### ENTRIES SHOWN ###

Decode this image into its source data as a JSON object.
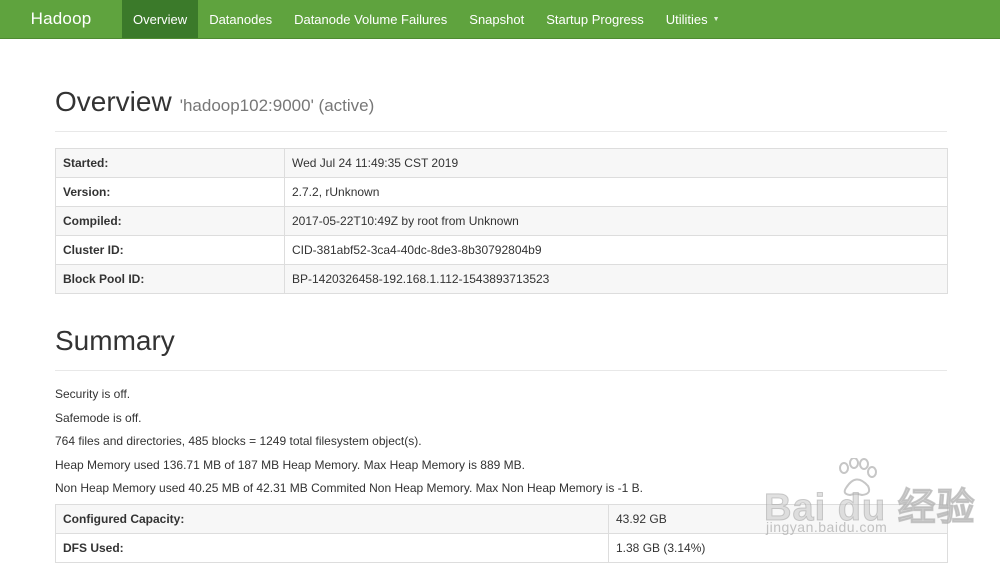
{
  "navbar": {
    "brand": "Hadoop",
    "items": [
      {
        "label": "Overview",
        "active": true
      },
      {
        "label": "Datanodes",
        "active": false
      },
      {
        "label": "Datanode Volume Failures",
        "active": false
      },
      {
        "label": "Snapshot",
        "active": false
      },
      {
        "label": "Startup Progress",
        "active": false
      },
      {
        "label": "Utilities",
        "active": false,
        "dropdown": true
      }
    ],
    "bg_color": "#5fa33e",
    "active_color": "#3b7a2a"
  },
  "overview": {
    "title": "Overview",
    "subtitle": "'hadoop102:9000' (active)",
    "rows": [
      {
        "key": "Started:",
        "value": "Wed Jul 24 11:49:35 CST 2019"
      },
      {
        "key": "Version:",
        "value": "2.7.2, rUnknown"
      },
      {
        "key": "Compiled:",
        "value": "2017-05-22T10:49Z by root from Unknown"
      },
      {
        "key": "Cluster ID:",
        "value": "CID-381abf52-3ca4-40dc-8de3-8b30792804b9"
      },
      {
        "key": "Block Pool ID:",
        "value": "BP-1420326458-192.168.1.112-1543893713523"
      }
    ]
  },
  "summary": {
    "title": "Summary",
    "lines": [
      "Security is off.",
      "Safemode is off.",
      "764 files and directories, 485 blocks = 1249 total filesystem object(s).",
      "Heap Memory used 136.71 MB of 187 MB Heap Memory. Max Heap Memory is 889 MB.",
      "Non Heap Memory used 40.25 MB of 42.31 MB Commited Non Heap Memory. Max Non Heap Memory is -1 B."
    ],
    "rows": [
      {
        "key": "Configured Capacity:",
        "value": "43.92 GB"
      },
      {
        "key": "DFS Used:",
        "value": "1.38 GB (3.14%)"
      }
    ]
  },
  "watermark": {
    "text": "Bai du 经验",
    "url": "jingyan.baidu.com",
    "icon": "paw-icon"
  }
}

###

**REQUIRED WORK:**
Each line in the records above should be reproduced exactly; images are not copied.

**OUTPUT:**
Decode this image into its source data as a JSON object.
{
  "navbar": {
    "brand": "Hadoop",
    "items": [
      {
        "label": "Overview",
        "active": true
      },
      {
        "label": "Datanodes",
        "active": false
      },
      {
        "label": "Datanode Volume Failures",
        "active": false
      },
      {
        "label": "Snapshot",
        "active": false
      },
      {
        "label": "Startup Progress",
        "active": false
      },
      {
        "label": "Utilities",
        "active": false,
        "dropdown": true
      }
    ],
    "bg_color": "#5fa33e",
    "active_color": "#3b7a2a"
  },
  "overview": {
    "title": "Overview",
    "subtitle": "'hadoop102:9000' (active)",
    "rows": [
      {
        "key": "Started:",
        "value": "Wed Jul 24 11:49:35 CST 2019"
      },
      {
        "key": "Version:",
        "value": "2.7.2, rUnknown"
      },
      {
        "key": "Compiled:",
        "value": "2017-05-22T10:49Z by root from Unknown"
      },
      {
        "key": "Cluster ID:",
        "value": "CID-381abf52-3ca4-40dc-8de3-8b30792804b9"
      },
      {
        "key": "Block Pool ID:",
        "value": "BP-1420326458-192.168.1.112-1543893713523"
      }
    ]
  },
  "summary": {
    "title": "Summary",
    "lines": [
      "Security is off.",
      "Safemode is off.",
      "764 files and directories, 485 blocks = 1249 total filesystem object(s).",
      "Heap Memory used 136.71 MB of 187 MB Heap Memory. Max Heap Memory is 889 MB.",
      "Non Heap Memory used 40.25 MB of 42.31 MB Commited Non Heap Memory. Max Non Heap Memory is -1 B."
    ],
    "rows": [
      {
        "key": "Configured Capacity:",
        "value": "43.92 GB"
      },
      {
        "key": "DFS Used:",
        "value": "1.38 GB (3.14%)"
      }
    ]
  },
  "watermark": {
    "text": "Bai du 经验",
    "url": "jingyan.baidu.com",
    "icon": "paw-icon"
  }
}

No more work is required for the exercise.